#### [Request]
Every record must be written out once more, with nothing added or omitted.

(Extracted data entries)

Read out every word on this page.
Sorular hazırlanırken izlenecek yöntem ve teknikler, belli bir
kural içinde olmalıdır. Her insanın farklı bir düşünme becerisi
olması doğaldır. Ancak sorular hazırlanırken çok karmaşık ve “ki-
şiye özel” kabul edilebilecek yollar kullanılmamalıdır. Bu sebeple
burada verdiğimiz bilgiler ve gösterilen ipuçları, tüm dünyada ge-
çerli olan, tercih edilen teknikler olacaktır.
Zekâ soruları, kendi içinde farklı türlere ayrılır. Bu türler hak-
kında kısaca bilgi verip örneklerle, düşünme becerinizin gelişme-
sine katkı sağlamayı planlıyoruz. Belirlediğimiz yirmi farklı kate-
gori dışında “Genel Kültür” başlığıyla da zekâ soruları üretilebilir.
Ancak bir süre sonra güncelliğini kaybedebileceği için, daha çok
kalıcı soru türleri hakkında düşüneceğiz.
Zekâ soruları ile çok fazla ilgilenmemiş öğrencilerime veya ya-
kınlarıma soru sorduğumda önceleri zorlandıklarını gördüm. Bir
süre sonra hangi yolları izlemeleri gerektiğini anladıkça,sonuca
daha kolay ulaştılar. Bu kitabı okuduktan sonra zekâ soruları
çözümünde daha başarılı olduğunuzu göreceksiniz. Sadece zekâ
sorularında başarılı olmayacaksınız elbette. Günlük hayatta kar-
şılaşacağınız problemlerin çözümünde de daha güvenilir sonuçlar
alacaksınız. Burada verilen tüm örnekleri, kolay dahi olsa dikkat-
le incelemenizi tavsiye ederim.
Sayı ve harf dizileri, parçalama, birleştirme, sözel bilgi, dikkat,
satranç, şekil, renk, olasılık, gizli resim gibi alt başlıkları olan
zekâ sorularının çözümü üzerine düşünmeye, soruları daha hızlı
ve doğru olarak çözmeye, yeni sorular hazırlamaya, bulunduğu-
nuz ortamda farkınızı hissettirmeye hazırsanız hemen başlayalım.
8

#### [Worked answer]
Read out every word on this page.
Sorular hazırlanırken izlenecek yöntem ve teknikler, belli bir
kural içinde olmalıdır. Her insanın farklı bir düşünme becerisi
olması doğaldır. Ancak sorular hazırlanırken çok karmaşık ve “ki-
şiye özel” kabul edilebilecek yollar kullanılmamalıdır. Bu sebeple
burada verdiğimiz bilgiler ve gösterilen ipuçları, tüm dünyada ge-
çerli olan, tercih edilen teknikler olacaktır.
Zekâ soruları, kendi içinde farklı türlere ayrılır. Bu türler hak-
kında kısaca bilgi verip örneklerle, düşünme becerinizin gelişme-
sine katkı sağlamayı planlıyoruz. Belirlediğimiz yirmi farklı kate-
gori dışında “Genel Kültür” başlığıyla da zekâ soruları üretilebilir.
Ancak bir süre sonra güncelliğini kaybedebileceği için, daha çok
kalıcı soru türleri hakkında düşüneceğiz.
Zekâ soruları ile çok fazla ilgilenmemiş öğrencilerime veya ya-
kınlarıma soru sorduğumda önceleri zorlandıklarını gördüm. Bir
süre sonra hangi yolları izlemeleri gerektiğini anladıkça,sonuca
daha kolay ulaştılar. Bu kitabı okuduktan sonra zekâ soruları
çözümünde daha başarılı olduğunuzu göreceksiniz. Sadece zekâ
sorularında başarılı olmayacaksınız elbette. Günlük hayatta kar-
şılaşacağınız problemlerin çözümünde de daha güvenilir sonuçlar
alacaksınız. Burada verilen tüm örnekleri, kolay dahi olsa dikkat-
le incelemenizi tavsiye ederim.
Sayı ve harf dizileri, parçalama, birleştirme, sözel bilgi, dikkat,
satranç, şekil, renk, olasılık, gizli resim gibi alt başlıkları olan
zekâ sorularının çözümü üzerine düşünmeye, soruları daha hızlı
ve doğru olarak çözmeye, yeni sorular hazırlamaya, bulunduğu-
nuz ortamda farkınızı hissettirmeye hazırsanız hemen başlayalım.
8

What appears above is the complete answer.